## OBIETTIVO DELL'ESERCIZIO
Nel testo in esame, quale percentuale del mercato globale del biologico rappresenta la Cina?

## TESTO IN ESAME
◆ ◆ ◆ ◆ ◆

Tra i mercati più promettenti per il biologico italiano figura la Cina e ad esso è stato dedicato un focus nell’ambito del convegno sull’internazionalizzazione del biologico, organizzato da AssoBio a Cibus.
Secondo le indagini condotte da Nomisma e presentate nel convegno è emerso che il 37% dei cinesi che acquistano prodotti stranieri, ha acquistato nell’ultimo anno prodotti italiani, mostrando una forte apprezzamento per il Made in Italy. Il 64% dei cinesi ha acquistato almeno una volta nell’ultimo anno un prodotto biologico e il 19% almeno in una occasione ha scelto un prodotto italiano bio. Un cinese su 3 ritiene che i prodotti biologici italiani siano quelli di maggiore qualità. Inoltre, il 61% dei cinesi prevede di aumentare il proprio consumo di alimenti bio nei prossimi anni.
“Con oltre 12 miliardi di vendite nel retail – ha spiegato Aldo Cervi, responsabile rapporti con l’estero di FederBio Servizi – la Cina è il terzo Paese al mondo per consumo di prodotti bio e rappresenta il 9,2% del mercato del biologico globale”.
All’interesse per il bio si accompagna un forte apprezzamento per il Made in Italy. Il 17% dei consumatori cinesi ritiene l’Italia il Paese straniero con i prodotti alimentari di maggiore qualità. “Il nostro Paese gode dello stesso gradimento di Giappone e dell’Australia – ha sottolineato – ma per l’Italia questo dato è in crescita. Tanti consumatori cinesi hanno visitato l’Italia, conoscono e apprezzano il nostro territorio e ricercano anche a casa di prodotti che hanno amato”.
Una delle spiegazioni dell’apprezzamento tanto del bio, quanto del Made in Italy risiede nella ricerca di prodotti di qualità. “Mentre il consumatore italiano dà per scontato il fatto di avere a disposizione alimenti sicuri – ha spiegato Cervi – quello cinese non è poi così sicuro di avere le stesse garanzie. In questo contesto il prodotto biologico importato è considerato più controllato rispetto al convenzionale e quindi il consumatore si sente tranquillo nell’acquistarlo”.
Tra i prodotti bio più apprezzati in Cina figurano frutta e verdura fresca (per il 47% dei cittadini che acquistano prodotti bio, il biologico è la prima scelta), latte e derivati (39%), carne e derivati (35%). Tra le famiglie con figli, l’opzione bio è la prima per il latte per infanzia (44%) e per i baby food (40%).
“Questa preferenza si collega al bisogno di sicurezza – ha sottolineato -. Nel 2008 in Cina c’è stato un forte scandalo legato al gelato che ha provocato malattie di origine alimentari in numerosi bambini, causandone la morte, in alcuni casi. Il ricordo di questi avvenimenti spinge i consumatori cinese verso scelte che li rassicurino”.

◆ ◆ ◆ ◆ ◆

## DATI DA ESAMINARE
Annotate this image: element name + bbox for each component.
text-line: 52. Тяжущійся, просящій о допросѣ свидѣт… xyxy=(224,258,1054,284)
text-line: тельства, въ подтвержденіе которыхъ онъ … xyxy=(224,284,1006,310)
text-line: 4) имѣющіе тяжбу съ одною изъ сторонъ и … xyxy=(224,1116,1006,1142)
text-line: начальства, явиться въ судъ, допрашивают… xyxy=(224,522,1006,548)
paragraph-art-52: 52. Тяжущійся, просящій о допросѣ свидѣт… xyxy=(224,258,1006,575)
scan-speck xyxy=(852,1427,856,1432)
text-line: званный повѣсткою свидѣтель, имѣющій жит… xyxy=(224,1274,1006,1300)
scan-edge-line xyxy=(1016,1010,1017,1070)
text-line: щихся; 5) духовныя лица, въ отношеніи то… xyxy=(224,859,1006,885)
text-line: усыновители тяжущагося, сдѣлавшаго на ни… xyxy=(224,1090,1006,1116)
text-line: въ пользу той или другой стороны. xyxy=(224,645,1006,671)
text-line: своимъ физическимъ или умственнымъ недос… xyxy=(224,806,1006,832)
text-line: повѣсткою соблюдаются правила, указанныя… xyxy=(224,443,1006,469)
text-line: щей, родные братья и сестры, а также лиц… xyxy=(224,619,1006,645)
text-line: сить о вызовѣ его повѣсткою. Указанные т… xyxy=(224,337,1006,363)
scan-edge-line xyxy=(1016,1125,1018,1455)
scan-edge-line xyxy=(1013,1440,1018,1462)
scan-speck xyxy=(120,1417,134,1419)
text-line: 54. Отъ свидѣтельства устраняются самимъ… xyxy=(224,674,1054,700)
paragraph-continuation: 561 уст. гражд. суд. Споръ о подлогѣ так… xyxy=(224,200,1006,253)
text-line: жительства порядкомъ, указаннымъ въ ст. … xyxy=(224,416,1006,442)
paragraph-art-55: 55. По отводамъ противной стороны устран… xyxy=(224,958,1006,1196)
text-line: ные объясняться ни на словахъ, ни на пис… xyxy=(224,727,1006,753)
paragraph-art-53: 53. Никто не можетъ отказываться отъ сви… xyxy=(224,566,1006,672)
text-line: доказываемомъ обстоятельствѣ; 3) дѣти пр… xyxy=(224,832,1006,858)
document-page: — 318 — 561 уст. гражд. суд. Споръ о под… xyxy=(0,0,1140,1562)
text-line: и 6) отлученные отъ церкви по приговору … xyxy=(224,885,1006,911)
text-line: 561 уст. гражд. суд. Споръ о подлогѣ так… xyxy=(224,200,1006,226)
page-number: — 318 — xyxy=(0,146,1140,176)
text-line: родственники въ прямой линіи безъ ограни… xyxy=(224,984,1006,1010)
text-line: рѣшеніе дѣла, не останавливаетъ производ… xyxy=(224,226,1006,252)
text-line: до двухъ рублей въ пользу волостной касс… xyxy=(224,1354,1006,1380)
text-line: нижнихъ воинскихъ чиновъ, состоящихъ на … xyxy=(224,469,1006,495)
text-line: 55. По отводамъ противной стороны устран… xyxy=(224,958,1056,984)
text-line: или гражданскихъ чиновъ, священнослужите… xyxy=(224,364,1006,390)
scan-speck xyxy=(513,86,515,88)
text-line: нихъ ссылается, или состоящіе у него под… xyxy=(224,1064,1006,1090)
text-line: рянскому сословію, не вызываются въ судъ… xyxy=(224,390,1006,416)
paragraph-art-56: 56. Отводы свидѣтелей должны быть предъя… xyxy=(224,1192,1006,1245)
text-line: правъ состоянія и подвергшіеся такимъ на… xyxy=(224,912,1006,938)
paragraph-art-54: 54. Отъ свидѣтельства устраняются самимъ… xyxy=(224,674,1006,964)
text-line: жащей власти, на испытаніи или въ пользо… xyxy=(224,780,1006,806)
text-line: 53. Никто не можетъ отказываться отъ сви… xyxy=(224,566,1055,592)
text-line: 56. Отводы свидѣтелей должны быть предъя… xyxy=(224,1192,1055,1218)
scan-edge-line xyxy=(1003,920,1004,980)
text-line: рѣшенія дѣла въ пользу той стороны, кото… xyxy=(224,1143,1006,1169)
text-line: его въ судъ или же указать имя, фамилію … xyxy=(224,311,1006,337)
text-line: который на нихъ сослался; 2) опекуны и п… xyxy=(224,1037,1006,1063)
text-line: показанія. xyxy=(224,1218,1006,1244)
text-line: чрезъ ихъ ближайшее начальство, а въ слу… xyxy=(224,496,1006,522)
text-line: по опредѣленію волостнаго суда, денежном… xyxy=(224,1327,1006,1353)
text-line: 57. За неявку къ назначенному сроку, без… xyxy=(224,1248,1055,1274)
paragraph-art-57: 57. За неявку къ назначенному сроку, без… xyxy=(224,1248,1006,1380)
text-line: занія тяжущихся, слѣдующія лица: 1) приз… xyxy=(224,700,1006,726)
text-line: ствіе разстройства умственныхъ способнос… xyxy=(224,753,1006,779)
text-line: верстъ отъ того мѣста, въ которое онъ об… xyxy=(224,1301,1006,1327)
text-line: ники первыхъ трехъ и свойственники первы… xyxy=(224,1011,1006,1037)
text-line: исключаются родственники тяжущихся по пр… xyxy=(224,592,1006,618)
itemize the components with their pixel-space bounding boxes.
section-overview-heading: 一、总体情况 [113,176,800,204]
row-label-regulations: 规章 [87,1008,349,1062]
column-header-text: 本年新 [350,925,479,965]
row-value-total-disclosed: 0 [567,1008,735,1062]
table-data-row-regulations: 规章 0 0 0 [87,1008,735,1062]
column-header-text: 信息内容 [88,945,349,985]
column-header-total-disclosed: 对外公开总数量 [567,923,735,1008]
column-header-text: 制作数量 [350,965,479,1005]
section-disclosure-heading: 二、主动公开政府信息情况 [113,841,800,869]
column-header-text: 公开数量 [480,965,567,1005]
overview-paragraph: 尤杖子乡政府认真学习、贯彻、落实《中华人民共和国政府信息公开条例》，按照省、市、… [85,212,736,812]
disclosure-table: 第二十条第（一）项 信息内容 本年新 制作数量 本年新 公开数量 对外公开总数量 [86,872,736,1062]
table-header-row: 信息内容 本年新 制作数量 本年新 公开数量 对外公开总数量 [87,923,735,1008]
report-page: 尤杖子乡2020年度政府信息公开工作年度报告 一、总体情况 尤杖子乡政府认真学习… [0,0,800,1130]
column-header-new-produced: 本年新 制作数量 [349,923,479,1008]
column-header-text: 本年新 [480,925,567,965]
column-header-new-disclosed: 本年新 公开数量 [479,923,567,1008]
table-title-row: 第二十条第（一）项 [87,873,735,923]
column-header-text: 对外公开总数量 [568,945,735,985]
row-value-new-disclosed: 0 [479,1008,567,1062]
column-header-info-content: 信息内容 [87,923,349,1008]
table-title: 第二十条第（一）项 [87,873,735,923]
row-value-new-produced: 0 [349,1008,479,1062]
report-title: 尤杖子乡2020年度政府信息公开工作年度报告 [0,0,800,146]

◆ ◆ ◆ ◆ ◆

## RISULTATO DEL COMPITO
Il 9,2%.